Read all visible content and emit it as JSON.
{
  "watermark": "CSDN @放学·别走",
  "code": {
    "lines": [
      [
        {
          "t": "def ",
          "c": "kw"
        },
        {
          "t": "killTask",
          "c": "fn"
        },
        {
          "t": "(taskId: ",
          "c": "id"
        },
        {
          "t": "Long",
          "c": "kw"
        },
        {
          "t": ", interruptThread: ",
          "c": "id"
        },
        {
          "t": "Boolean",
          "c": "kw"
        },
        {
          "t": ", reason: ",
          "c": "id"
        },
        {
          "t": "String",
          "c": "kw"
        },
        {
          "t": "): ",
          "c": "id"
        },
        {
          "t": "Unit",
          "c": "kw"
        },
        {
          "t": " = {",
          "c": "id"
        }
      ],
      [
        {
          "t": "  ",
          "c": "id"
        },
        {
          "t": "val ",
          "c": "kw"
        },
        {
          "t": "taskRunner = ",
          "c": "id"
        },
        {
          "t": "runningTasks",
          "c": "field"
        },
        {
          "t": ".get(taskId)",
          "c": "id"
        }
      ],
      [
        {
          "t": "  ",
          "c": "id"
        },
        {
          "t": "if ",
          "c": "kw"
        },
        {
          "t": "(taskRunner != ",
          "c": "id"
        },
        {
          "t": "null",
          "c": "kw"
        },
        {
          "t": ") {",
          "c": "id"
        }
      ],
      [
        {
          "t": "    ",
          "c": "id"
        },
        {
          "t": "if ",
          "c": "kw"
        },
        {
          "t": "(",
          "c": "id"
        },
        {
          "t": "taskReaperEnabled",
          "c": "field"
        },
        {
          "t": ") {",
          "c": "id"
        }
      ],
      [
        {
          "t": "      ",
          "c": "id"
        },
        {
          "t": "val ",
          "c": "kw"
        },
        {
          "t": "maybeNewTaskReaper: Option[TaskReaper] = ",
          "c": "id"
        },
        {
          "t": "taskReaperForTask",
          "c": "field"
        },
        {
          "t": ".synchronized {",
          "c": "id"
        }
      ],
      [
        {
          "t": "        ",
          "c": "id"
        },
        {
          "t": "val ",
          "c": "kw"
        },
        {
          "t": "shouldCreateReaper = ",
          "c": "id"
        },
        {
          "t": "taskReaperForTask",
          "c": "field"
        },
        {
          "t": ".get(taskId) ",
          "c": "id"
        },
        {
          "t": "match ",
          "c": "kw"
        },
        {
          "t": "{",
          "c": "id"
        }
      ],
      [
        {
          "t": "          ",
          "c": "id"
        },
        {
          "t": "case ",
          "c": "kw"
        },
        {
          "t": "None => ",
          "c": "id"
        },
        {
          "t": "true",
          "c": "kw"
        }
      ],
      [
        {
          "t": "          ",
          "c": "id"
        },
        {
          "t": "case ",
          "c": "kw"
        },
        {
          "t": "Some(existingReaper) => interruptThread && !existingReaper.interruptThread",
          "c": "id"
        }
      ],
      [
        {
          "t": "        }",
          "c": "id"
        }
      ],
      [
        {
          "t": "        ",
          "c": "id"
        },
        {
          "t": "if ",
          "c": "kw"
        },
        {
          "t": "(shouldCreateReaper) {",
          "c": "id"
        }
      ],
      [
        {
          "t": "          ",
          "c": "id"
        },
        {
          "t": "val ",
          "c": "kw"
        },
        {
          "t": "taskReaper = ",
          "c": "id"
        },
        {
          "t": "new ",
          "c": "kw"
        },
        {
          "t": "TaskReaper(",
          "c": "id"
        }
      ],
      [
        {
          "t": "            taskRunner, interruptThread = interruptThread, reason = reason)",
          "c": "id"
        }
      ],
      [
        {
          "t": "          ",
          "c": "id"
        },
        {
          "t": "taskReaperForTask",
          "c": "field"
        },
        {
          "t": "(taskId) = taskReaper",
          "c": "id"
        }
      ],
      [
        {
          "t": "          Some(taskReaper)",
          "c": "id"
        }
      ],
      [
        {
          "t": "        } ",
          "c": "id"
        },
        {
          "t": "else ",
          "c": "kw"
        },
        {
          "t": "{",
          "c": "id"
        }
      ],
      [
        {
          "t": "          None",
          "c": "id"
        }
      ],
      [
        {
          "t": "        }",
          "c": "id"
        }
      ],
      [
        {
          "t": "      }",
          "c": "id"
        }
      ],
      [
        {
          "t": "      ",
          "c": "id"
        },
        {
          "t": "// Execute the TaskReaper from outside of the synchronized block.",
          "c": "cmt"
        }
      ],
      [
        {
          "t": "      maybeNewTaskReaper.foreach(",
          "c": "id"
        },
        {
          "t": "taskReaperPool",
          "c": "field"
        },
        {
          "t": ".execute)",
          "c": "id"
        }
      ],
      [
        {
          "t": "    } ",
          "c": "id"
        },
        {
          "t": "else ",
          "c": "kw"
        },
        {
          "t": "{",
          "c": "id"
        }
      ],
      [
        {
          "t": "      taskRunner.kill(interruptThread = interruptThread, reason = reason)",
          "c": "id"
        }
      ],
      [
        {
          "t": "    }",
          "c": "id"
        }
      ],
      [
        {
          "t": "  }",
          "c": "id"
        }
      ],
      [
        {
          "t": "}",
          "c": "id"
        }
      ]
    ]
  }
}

What to do —
From the data above, show each line that contains "Some".

Task response —
          "t": "Some(existingReaper) => interruptThread && !existingReaper.interruptThread",
          "t": "          Some(taskReaper)",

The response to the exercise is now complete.